- _What this task involves_
Identify the lines that contain the string "platepar" and copy all of them.

┌─ Exercise materials

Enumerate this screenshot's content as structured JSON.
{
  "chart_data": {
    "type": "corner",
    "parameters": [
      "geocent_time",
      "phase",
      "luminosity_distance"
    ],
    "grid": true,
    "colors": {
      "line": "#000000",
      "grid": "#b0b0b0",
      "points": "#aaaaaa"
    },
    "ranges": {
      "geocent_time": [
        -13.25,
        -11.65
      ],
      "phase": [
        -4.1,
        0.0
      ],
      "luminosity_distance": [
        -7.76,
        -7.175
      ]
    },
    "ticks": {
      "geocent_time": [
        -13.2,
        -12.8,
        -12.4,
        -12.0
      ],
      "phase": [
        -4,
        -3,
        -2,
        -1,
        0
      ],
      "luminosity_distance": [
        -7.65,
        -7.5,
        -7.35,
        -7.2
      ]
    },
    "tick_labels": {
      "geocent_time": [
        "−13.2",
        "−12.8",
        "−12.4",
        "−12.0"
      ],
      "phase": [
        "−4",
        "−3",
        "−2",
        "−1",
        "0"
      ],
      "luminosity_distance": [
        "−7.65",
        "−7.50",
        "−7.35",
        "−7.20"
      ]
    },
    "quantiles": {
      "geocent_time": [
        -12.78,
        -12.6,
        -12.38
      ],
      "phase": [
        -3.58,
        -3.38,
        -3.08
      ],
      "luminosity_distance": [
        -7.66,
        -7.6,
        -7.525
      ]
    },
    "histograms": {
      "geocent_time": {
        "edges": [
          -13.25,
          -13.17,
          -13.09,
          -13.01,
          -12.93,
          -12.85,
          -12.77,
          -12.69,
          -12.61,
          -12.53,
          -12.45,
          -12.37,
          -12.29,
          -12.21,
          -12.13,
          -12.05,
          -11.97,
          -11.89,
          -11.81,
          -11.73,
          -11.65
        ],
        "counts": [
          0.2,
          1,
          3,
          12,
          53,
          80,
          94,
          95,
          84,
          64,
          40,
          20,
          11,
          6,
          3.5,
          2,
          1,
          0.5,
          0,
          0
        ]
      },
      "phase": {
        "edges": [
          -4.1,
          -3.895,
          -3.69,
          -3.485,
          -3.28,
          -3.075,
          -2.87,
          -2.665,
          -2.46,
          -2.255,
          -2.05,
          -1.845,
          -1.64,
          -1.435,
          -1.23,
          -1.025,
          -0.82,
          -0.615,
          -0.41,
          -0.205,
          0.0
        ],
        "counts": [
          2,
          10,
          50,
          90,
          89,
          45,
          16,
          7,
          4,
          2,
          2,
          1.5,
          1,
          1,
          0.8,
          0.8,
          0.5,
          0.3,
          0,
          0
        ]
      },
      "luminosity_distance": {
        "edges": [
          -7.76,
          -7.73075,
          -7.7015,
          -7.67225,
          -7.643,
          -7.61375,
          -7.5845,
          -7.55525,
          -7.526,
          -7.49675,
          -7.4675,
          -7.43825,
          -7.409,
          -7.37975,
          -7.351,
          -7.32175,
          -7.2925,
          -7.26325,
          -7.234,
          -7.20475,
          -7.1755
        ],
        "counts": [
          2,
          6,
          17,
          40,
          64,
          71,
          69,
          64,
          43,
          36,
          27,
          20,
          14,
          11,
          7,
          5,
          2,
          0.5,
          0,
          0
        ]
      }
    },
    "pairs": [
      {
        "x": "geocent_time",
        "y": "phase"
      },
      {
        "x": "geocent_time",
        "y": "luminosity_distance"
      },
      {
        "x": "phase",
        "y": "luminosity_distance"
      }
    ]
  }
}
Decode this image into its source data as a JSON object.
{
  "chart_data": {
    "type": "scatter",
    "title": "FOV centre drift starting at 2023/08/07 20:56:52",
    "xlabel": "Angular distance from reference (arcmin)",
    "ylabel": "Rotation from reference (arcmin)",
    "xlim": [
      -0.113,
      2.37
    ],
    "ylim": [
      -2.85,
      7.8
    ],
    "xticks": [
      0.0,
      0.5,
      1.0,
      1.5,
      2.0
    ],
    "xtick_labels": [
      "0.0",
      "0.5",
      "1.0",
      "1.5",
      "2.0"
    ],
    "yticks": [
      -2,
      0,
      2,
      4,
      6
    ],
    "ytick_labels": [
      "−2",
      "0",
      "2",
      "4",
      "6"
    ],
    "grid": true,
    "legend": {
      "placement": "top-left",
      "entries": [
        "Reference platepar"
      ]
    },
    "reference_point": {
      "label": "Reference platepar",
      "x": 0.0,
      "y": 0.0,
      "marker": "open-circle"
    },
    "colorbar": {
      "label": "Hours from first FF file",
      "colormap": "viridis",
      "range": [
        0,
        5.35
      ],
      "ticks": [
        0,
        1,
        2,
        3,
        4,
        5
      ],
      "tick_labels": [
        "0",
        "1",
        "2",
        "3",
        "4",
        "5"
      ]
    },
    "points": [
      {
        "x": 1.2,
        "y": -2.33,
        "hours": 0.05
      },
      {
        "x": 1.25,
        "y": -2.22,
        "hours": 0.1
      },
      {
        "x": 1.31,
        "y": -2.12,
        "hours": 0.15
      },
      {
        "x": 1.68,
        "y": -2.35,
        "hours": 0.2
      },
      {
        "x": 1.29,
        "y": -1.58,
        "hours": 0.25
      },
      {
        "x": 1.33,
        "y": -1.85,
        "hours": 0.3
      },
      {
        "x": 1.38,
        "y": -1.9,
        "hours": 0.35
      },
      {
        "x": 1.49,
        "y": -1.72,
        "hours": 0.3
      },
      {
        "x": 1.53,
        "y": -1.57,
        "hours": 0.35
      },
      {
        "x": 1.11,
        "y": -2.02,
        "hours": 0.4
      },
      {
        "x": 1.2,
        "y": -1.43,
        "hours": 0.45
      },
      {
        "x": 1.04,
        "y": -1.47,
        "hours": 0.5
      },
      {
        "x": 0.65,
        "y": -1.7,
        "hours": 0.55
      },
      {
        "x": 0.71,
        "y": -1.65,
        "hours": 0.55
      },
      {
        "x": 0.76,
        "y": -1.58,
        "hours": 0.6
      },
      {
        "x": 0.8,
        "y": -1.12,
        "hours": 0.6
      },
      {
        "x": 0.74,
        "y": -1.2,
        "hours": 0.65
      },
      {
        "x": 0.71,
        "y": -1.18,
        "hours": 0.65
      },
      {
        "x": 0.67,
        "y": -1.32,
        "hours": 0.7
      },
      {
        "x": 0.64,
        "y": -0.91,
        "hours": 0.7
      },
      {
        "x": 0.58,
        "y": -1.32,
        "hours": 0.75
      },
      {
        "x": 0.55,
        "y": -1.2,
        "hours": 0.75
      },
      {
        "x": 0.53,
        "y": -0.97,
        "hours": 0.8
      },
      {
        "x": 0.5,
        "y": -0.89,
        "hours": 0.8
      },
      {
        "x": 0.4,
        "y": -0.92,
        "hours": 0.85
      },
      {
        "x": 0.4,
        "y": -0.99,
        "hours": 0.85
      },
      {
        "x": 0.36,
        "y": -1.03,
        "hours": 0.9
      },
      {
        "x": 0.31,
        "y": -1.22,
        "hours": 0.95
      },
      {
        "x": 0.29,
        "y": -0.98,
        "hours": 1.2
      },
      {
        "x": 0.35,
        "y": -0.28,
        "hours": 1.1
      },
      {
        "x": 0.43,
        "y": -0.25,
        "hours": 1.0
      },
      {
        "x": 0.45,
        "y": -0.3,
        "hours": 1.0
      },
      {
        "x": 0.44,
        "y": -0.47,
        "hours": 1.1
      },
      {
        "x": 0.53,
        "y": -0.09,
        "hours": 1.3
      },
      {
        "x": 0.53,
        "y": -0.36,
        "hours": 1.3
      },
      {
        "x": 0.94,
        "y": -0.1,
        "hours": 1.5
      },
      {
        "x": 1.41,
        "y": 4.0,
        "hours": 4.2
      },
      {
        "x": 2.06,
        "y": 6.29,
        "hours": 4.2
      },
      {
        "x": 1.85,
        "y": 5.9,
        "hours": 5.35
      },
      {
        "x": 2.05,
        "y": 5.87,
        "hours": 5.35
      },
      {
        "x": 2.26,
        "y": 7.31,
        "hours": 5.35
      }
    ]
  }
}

└─

- _Task result_
        "Reference platepar"
      "label": "Reference platepar",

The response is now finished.